What you will do
Take the data that follows and retype it word for word.

Material provided

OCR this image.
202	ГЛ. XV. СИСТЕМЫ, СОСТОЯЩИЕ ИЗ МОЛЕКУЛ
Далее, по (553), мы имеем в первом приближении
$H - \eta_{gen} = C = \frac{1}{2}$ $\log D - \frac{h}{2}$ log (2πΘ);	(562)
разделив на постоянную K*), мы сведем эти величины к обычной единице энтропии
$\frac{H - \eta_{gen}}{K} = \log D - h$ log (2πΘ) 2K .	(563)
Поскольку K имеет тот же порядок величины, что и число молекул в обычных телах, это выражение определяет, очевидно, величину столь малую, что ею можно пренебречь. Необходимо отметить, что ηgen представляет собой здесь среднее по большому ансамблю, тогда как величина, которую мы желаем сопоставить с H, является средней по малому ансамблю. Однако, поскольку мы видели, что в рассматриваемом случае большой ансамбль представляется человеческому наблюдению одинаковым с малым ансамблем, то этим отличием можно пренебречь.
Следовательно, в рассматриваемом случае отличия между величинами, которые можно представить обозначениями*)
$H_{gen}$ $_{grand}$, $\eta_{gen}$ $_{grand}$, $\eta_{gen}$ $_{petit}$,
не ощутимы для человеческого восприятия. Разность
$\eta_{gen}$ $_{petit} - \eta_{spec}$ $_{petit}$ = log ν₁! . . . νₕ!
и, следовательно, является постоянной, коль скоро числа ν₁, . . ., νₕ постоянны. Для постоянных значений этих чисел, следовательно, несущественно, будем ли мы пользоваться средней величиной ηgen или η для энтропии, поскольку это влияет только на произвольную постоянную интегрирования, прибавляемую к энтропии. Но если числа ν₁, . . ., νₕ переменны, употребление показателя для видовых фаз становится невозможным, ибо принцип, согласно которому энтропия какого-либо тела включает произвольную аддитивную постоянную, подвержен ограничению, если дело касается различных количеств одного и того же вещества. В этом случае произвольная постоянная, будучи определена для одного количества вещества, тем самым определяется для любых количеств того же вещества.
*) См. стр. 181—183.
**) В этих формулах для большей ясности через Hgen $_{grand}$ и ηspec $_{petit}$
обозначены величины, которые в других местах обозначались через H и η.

Written solution
OCR this image.
202	ГЛ. XV. СИСТЕМЫ, СОСТОЯЩИЕ ИЗ МОЛЕКУЛ
Далее, по (553), мы имеем в первом приближении
$H - \eta_{gen} = C = \frac{1}{2}$ $\log D - \frac{h}{2}$ log (2πΘ);	(562)
разделив на постоянную K*), мы сведем эти величины к обычной единице энтропии
$\frac{H - \eta_{gen}}{K} = \log D - h$ log (2πΘ) 2K .	(563)
Поскольку K имеет тот же порядок величины, что и число молекул в обычных телах, это выражение определяет, очевидно, величину столь малую, что ею можно пренебречь. Необходимо отметить, что ηgen представляет собой здесь среднее по большому ансамблю, тогда как величина, которую мы желаем сопоставить с H, является средней по малому ансамблю. Однако, поскольку мы видели, что в рассматриваемом случае большой ансамбль представляется человеческому наблюдению одинаковым с малым ансамблем, то этим отличием можно пренебречь.
Следовательно, в рассматриваемом случае отличия между величинами, которые можно представить обозначениями*)
$H_{gen}$ $_{grand}$, $\eta_{gen}$ $_{grand}$, $\eta_{gen}$ $_{petit}$,
не ощутимы для человеческого восприятия. Разность
$\eta_{gen}$ $_{petit} - \eta_{spec}$ $_{petit}$ = log ν₁! . . . νₕ!
и, следовательно, является постоянной, коль скоро числа ν₁, . . ., νₕ постоянны. Для постоянных значений этих чисел, следовательно, несущественно, будем ли мы пользоваться средней величиной ηgen или η для энтропии, поскольку это влияет только на произвольную постоянную интегрирования, прибавляемую к энтропии. Но если числа ν₁, . . ., νₕ переменны, употребление показателя для видовых фаз становится невозможным, ибо принцип, согласно которому энтропия какого-либо тела включает произвольную аддитивную постоянную, подвержен ограничению, если дело касается различных количеств одного и того же вещества. В этом случае произвольная постоянная, будучи определена для одного количества вещества, тем самым определяется для любых количеств того же вещества.
*) См. стр. 181—183.
**) В этих формулах для большей ясности через Hgen $_{grand}$ и ηspec $_{petit}$
обозначены величины, которые в других местах обозначались через H и η.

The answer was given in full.